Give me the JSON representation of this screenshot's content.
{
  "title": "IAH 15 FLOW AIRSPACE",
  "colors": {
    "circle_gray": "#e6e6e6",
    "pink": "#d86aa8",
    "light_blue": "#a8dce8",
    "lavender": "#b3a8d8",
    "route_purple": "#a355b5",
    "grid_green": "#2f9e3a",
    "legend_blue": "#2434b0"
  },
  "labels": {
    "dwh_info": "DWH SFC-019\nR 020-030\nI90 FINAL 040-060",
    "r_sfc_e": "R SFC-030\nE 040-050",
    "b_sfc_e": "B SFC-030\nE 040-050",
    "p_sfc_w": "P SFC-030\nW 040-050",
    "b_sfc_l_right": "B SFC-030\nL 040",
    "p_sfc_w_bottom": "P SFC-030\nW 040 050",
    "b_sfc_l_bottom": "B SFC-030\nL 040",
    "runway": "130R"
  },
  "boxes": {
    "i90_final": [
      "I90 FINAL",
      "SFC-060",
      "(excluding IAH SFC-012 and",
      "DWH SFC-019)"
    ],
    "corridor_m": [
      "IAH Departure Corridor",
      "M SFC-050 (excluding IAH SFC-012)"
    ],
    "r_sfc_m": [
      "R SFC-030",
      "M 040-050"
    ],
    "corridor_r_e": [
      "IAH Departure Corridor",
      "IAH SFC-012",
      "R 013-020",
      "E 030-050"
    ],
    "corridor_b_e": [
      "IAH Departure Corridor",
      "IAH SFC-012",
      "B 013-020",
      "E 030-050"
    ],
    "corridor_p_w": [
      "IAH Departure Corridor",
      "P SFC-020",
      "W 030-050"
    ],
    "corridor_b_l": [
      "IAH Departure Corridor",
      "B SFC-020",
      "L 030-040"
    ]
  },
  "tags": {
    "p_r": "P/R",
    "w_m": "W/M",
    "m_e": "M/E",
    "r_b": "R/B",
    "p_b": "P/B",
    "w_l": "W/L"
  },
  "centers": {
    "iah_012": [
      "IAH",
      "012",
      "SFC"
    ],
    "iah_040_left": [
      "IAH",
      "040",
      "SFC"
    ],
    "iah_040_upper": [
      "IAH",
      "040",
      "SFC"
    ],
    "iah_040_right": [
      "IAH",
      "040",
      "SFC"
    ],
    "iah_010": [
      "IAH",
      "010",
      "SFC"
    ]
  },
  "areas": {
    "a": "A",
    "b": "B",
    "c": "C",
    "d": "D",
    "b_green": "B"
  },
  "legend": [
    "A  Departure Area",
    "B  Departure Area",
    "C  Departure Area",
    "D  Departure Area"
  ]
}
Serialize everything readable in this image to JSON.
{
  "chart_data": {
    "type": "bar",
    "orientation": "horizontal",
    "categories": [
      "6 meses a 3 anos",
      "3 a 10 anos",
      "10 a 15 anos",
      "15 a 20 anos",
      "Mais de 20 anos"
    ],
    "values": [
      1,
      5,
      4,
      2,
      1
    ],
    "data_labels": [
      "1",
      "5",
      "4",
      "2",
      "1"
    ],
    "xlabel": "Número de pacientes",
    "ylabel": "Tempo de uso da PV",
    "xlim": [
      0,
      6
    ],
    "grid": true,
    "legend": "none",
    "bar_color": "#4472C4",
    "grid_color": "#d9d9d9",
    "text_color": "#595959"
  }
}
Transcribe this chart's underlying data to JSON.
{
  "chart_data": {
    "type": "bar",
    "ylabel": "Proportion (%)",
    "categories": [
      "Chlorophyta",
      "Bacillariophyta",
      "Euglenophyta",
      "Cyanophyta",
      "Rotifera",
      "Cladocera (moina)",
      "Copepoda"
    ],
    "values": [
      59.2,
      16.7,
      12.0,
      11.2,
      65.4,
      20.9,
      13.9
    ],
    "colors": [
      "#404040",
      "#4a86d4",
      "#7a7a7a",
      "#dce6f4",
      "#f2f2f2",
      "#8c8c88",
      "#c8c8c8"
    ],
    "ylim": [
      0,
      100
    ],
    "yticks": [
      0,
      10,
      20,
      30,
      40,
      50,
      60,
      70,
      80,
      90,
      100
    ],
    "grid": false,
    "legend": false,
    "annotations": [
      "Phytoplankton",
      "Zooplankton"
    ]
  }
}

-=-=-

=== Stated goal ===
Of all the lines above, how many contain "anos"? Give the number and nothing more.

=== Written solution ===
5